■ RAW RECORDS ■

BEGIN

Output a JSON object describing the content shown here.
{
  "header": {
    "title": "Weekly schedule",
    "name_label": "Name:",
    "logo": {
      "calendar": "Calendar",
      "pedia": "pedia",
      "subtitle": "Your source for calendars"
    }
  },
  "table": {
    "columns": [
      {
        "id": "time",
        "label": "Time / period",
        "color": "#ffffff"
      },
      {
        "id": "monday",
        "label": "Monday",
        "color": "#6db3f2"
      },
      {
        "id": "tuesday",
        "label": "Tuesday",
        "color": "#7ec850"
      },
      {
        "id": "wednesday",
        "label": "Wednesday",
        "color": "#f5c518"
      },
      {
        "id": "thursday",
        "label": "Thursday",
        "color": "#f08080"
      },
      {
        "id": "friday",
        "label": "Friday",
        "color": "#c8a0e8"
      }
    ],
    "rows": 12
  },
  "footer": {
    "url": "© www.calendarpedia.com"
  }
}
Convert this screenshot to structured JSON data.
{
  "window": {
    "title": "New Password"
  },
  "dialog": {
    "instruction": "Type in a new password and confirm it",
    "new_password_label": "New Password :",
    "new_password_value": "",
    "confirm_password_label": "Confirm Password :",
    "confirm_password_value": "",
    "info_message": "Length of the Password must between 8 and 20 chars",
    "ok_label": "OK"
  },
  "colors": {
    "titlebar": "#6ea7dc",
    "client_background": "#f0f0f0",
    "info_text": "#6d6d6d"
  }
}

END

■ PROBLEM DETAILS ■
Copy each line that contains the word "JSON".

■ CORRECT ANSWER ■
Output a JSON object describing the content shown here.
Convert this screenshot to structured JSON data.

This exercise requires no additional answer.